### What is needed
Restate each entry word for word, leaving nothing out.

### Provided records
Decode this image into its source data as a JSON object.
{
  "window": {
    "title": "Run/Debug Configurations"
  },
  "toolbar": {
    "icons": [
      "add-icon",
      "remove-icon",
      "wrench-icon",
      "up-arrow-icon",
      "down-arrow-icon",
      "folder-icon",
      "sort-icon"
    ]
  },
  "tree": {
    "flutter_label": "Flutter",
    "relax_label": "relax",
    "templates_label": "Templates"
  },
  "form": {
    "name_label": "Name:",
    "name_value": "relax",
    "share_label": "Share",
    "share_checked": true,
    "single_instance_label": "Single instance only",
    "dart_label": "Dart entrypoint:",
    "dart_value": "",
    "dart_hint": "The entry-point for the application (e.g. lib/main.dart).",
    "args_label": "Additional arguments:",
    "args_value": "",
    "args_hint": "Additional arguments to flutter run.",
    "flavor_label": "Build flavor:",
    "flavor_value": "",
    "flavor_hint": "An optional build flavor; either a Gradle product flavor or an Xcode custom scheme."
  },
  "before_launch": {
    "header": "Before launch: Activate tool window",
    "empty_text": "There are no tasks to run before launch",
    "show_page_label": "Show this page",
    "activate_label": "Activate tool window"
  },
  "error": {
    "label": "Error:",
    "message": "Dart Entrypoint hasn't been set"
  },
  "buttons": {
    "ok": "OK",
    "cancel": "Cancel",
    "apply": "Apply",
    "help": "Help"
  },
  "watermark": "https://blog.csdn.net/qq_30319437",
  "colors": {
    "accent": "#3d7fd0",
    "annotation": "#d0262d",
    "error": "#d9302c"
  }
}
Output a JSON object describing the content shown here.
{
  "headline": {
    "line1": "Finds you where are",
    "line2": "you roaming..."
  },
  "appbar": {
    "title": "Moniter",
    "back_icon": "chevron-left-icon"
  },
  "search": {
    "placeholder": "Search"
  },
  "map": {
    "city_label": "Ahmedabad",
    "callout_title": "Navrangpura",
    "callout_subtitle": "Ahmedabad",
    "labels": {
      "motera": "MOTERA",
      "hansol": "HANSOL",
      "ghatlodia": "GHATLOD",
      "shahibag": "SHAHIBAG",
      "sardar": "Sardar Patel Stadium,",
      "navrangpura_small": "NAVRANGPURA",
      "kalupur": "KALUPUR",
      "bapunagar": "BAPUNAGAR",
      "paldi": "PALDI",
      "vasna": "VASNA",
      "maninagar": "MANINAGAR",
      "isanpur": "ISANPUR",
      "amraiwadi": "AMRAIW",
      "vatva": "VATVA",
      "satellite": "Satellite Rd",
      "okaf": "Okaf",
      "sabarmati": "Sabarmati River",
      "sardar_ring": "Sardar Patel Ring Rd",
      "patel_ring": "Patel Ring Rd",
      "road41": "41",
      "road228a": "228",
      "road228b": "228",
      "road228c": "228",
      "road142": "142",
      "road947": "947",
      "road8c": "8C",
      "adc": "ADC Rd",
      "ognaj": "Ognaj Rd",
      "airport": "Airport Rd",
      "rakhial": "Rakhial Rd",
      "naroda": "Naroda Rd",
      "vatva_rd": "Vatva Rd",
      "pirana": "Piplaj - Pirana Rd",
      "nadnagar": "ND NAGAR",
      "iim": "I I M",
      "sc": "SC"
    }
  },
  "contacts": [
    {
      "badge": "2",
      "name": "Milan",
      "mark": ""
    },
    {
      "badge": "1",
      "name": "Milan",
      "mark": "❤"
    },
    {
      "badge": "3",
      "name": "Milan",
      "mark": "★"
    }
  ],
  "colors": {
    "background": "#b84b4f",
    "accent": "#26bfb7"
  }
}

### Task result
Decode this image into its source data as a JSON object.
{
  "window": {
    "title": "Run/Debug Configurations"
  },
  "toolbar": {
    "icons": [
      "add-icon",
      "remove-icon",
      "wrench-icon",
      "up-arrow-icon",
      "down-arrow-icon",
      "folder-icon",
      "sort-icon"
    ]
  },
  "tree": {
    "flutter_label": "Flutter",
    "relax_label": "relax",
    "templates_label": "Templates"
  },
  "form": {
    "name_label": "Name:",
    "name_value": "relax",
    "share_label": "Share",
    "share_checked": true,
    "single_instance_label": "Single instance only",
    "dart_label": "Dart entrypoint:",
    "dart_value": "",
    "dart_hint": "The entry-point for the application (e.g. lib/main.dart).",
    "args_label": "Additional arguments:",
    "args_value": "",
    "args_hint": "Additional arguments to flutter run.",
    "flavor_label": "Build flavor:",
    "flavor_value": "",
    "flavor_hint": "An optional build flavor; either a Gradle product flavor or an Xcode custom scheme."
  },
  "before_launch": {
    "header": "Before launch: Activate tool window",
    "empty_text": "There are no tasks to run before launch",
    "show_page_label": "Show this page",
    "activate_label": "Activate tool window"
  },
  "error": {
    "label": "Error:",
    "message": "Dart Entrypoint hasn't been set"
  },
  "buttons": {
    "ok": "OK",
    "cancel": "Cancel",
    "apply": "Apply",
    "help": "Help"
  },
  "watermark": "https://blog.csdn.net/qq_30319437",
  "colors": {
    "accent": "#3d7fd0",
    "annotation": "#d0262d",
    "error": "#d9302c"
  }
}
Output a JSON object describing the content shown here.
{
  "headline": {
    "line1": "Finds you where are",
    "line2": "you roaming..."
  },
  "appbar": {
    "title": "Moniter",
    "back_icon": "chevron-left-icon"
  },
  "search": {
    "placeholder": "Search"
  },
  "map": {
    "city_label": "Ahmedabad",
    "callout_title": "Navrangpura",
    "callout_subtitle": "Ahmedabad",
    "labels": {
      "motera": "MOTERA",
      "hansol": "HANSOL",
      "ghatlodia": "GHATLOD",
      "shahibag": "SHAHIBAG",
      "sardar": "Sardar Patel Stadium,",
      "navrangpura_small": "NAVRANGPURA",
      "kalupur": "KALUPUR",
      "bapunagar": "BAPUNAGAR",
      "paldi": "PALDI",
      "vasna": "VASNA",
      "maninagar": "MANINAGAR",
      "isanpur": "ISANPUR",
      "amraiwadi": "AMRAIW",
      "vatva": "VATVA",
      "satellite": "Satellite Rd",
      "okaf": "Okaf",
      "sabarmati": "Sabarmati River",
      "sardar_ring": "Sardar Patel Ring Rd",
      "patel_ring": "Patel Ring Rd",
      "road41": "41",
      "road228a": "228",
      "road228b": "228",
      "road228c": "228",
      "road142": "142",
      "road947": "947",
      "road8c": "8C",
      "adc": "ADC Rd",
      "ognaj": "Ognaj Rd",
      "airport": "Airport Rd",
      "rakhial": "Rakhial Rd",
      "naroda": "Naroda Rd",
      "vatva_rd": "Vatva Rd",
      "pirana": "Piplaj - Pirana Rd",
      "nadnagar": "ND NAGAR",
      "iim": "I I M",
      "sc": "SC"
    }
  },
  "contacts": [
    {
      "badge": "2",
      "name": "Milan",
      "mark": ""
    },
    {
      "badge": "1",
      "name": "Milan",
      "mark": "❤"
    },
    {
      "badge": "3",
      "name": "Milan",
      "mark": "★"
    }
  ],
  "colors": {
    "background": "#b84b4f",
    "accent": "#26bfb7"
  }
}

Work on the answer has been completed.